**Records for this exercise**
* * * *
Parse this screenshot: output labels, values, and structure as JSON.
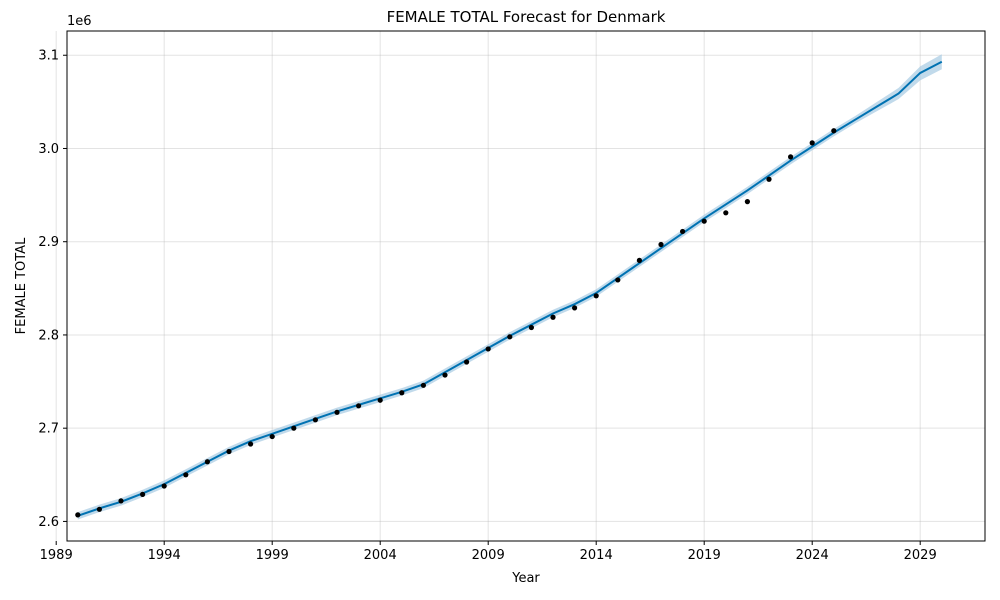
{
  "chart_data": {
    "type": "line",
    "title": "FEMALE TOTAL Forecast for Denmark",
    "xlabel": "Year",
    "ylabel": "FEMALE TOTAL",
    "y_offset_label": "1e6",
    "x_ticks": [
      "1989",
      "1994",
      "1999",
      "2004",
      "2009",
      "2014",
      "2019",
      "2024",
      "2029"
    ],
    "y_ticks": [
      "2.6",
      "2.7",
      "2.8",
      "2.9",
      "3.0",
      "3.1"
    ],
    "xlim": [
      1989.5,
      2032
    ],
    "ylim": [
      2579000,
      3126000
    ],
    "grid": true,
    "colors": {
      "forecast": "#0072B2",
      "interval": "#a6cbe3",
      "observed": "#000000"
    },
    "observed": {
      "x": [
        1990,
        1991,
        1992,
        1993,
        1994,
        1995,
        1996,
        1997,
        1998,
        1999,
        2000,
        2001,
        2002,
        2003,
        2004,
        2005,
        2006,
        2007,
        2008,
        2009,
        2010,
        2011,
        2012,
        2013,
        2014,
        2015,
        2016,
        2017,
        2018,
        2019,
        2020,
        2021,
        2022,
        2023,
        2024,
        2025
      ],
      "y": [
        2607000,
        2613000,
        2622000,
        2629000,
        2638000,
        2650000,
        2664000,
        2675000,
        2683000,
        2691000,
        2700000,
        2709000,
        2717000,
        2724000,
        2730000,
        2738000,
        2746000,
        2757000,
        2771000,
        2785000,
        2798000,
        2808000,
        2819000,
        2829000,
        2842000,
        2859000,
        2880000,
        2897000,
        2911000,
        2922000,
        2931000,
        2943000,
        2967000,
        2991000,
        3006000,
        3019000
      ]
    },
    "forecast": {
      "x": [
        1990,
        1991,
        1992,
        1993,
        1994,
        1995,
        1996,
        1997,
        1998,
        1999,
        2000,
        2001,
        2002,
        2003,
        2004,
        2005,
        2006,
        2007,
        2008,
        2009,
        2010,
        2011,
        2012,
        2013,
        2014,
        2015,
        2016,
        2017,
        2018,
        2019,
        2020,
        2021,
        2022,
        2023,
        2024,
        2025,
        2026,
        2027,
        2028,
        2029,
        2030
      ],
      "y": [
        2606000,
        2614000,
        2621000,
        2630000,
        2640000,
        2652000,
        2664000,
        2676000,
        2686000,
        2694000,
        2702000,
        2710000,
        2718000,
        2725000,
        2732000,
        2739000,
        2747000,
        2760000,
        2773000,
        2786000,
        2799000,
        2811000,
        2823000,
        2833000,
        2845000,
        2861000,
        2877000,
        2893000,
        2909000,
        2925000,
        2940000,
        2955000,
        2971000,
        2987000,
        3002000,
        3017000,
        3031000,
        3045000,
        3059000,
        3081000,
        3093000
      ],
      "lower": [
        2602000,
        2610000,
        2617000,
        2626000,
        2636000,
        2648000,
        2660000,
        2672000,
        2682000,
        2690000,
        2698000,
        2706000,
        2714000,
        2721000,
        2728000,
        2735000,
        2743000,
        2756000,
        2769000,
        2782000,
        2795000,
        2807000,
        2819000,
        2829000,
        2841000,
        2857000,
        2873000,
        2889000,
        2905000,
        2921000,
        2936000,
        2951000,
        2967000,
        2983000,
        2998000,
        3013000,
        3027000,
        3040000,
        3053000,
        3073000,
        3085000
      ],
      "upper": [
        2610000,
        2618000,
        2625000,
        2634000,
        2644000,
        2656000,
        2668000,
        2680000,
        2690000,
        2698000,
        2706000,
        2714000,
        2722000,
        2729000,
        2736000,
        2743000,
        2751000,
        2764000,
        2777000,
        2790000,
        2803000,
        2815000,
        2827000,
        2837000,
        2849000,
        2865000,
        2881000,
        2897000,
        2913000,
        2929000,
        2944000,
        2959000,
        2975000,
        2991000,
        3006000,
        3021000,
        3035000,
        3050000,
        3065000,
        3088000,
        3101000
      ]
    }
  }
}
* * * *
**The problem**
Omit the pictures, then quote the rest of the material above exactly.

**Output of the task**
Parse this screenshot: output labels, values, and structure as JSON.
{
  "chart_data": {
    "type": "line",
    "title": "FEMALE TOTAL Forecast for Denmark",
    "xlabel": "Year",
    "ylabel": "FEMALE TOTAL",
    "y_offset_label": "1e6",
    "x_ticks": [
      "1989",
      "1994",
      "1999",
      "2004",
      "2009",
      "2014",
      "2019",
      "2024",
      "2029"
    ],
    "y_ticks": [
      "2.6",
      "2.7",
      "2.8",
      "2.9",
      "3.0",
      "3.1"
    ],
    "xlim": [
      1989.5,
      2032
    ],
    "ylim": [
      2579000,
      3126000
    ],
    "grid": true,
    "colors": {
      "forecast": "#0072B2",
      "interval": "#a6cbe3",
      "observed": "#000000"
    },
    "observed": {
      "x": [
        1990,
        1991,
        1992,
        1993,
        1994,
        1995,
        1996,
        1997,
        1998,
        1999,
        2000,
        2001,
        2002,
        2003,
        2004,
        2005,
        2006,
        2007,
        2008,
        2009,
        2010,
        2011,
        2012,
        2013,
        2014,
        2015,
        2016,
        2017,
        2018,
        2019,
        2020,
        2021,
        2022,
        2023,
        2024,
        2025
      ],
      "y": [
        2607000,
        2613000,
        2622000,
        2629000,
        2638000,
        2650000,
        2664000,
        2675000,
        2683000,
        2691000,
        2700000,
        2709000,
        2717000,
        2724000,
        2730000,
        2738000,
        2746000,
        2757000,
        2771000,
        2785000,
        2798000,
        2808000,
        2819000,
        2829000,
        2842000,
        2859000,
        2880000,
        2897000,
        2911000,
        2922000,
        2931000,
        2943000,
        2967000,
        2991000,
        3006000,
        3019000
      ]
    },
    "forecast": {
      "x": [
        1990,
        1991,
        1992,
        1993,
        1994,
        1995,
        1996,
        1997,
        1998,
        1999,
        2000,
        2001,
        2002,
        2003,
        2004,
        2005,
        2006,
        2007,
        2008,
        2009,
        2010,
        2011,
        2012,
        2013,
        2014,
        2015,
        2016,
        2017,
        2018,
        2019,
        2020,
        2021,
        2022,
        2023,
        2024,
        2025,
        2026,
        2027,
        2028,
        2029,
        2030
      ],
      "y": [
        2606000,
        2614000,
        2621000,
        2630000,
        2640000,
        2652000,
        2664000,
        2676000,
        2686000,
        2694000,
        2702000,
        2710000,
        2718000,
        2725000,
        2732000,
        2739000,
        2747000,
        2760000,
        2773000,
        2786000,
        2799000,
        2811000,
        2823000,
        2833000,
        2845000,
        2861000,
        2877000,
        2893000,
        2909000,
        2925000,
        2940000,
        2955000,
        2971000,
        2987000,
        3002000,
        3017000,
        3031000,
        3045000,
        3059000,
        3081000,
        3093000
      ],
      "lower": [
        2602000,
        2610000,
        2617000,
        2626000,
        2636000,
        2648000,
        2660000,
        2672000,
        2682000,
        2690000,
        2698000,
        2706000,
        2714000,
        2721000,
        2728000,
        2735000,
        2743000,
        2756000,
        2769000,
        2782000,
        2795000,
        2807000,
        2819000,
        2829000,
        2841000,
        2857000,
        2873000,
        2889000,
        2905000,
        2921000,
        2936000,
        2951000,
        2967000,
        2983000,
        2998000,
        3013000,
        3027000,
        3040000,
        3053000,
        3073000,
        3085000
      ],
      "upper": [
        2610000,
        2618000,
        2625000,
        2634000,
        2644000,
        2656000,
        2668000,
        2680000,
        2690000,
        2698000,
        2706000,
        2714000,
        2722000,
        2729000,
        2736000,
        2743000,
        2751000,
        2764000,
        2777000,
        2790000,
        2803000,
        2815000,
        2827000,
        2837000,
        2849000,
        2865000,
        2881000,
        2897000,
        2913000,
        2929000,
        2944000,
        2959000,
        2975000,
        2991000,
        3006000,
        3021000,
        3035000,
        3050000,
        3065000,
        3088000,
        3101000
      ]
    }
  }
}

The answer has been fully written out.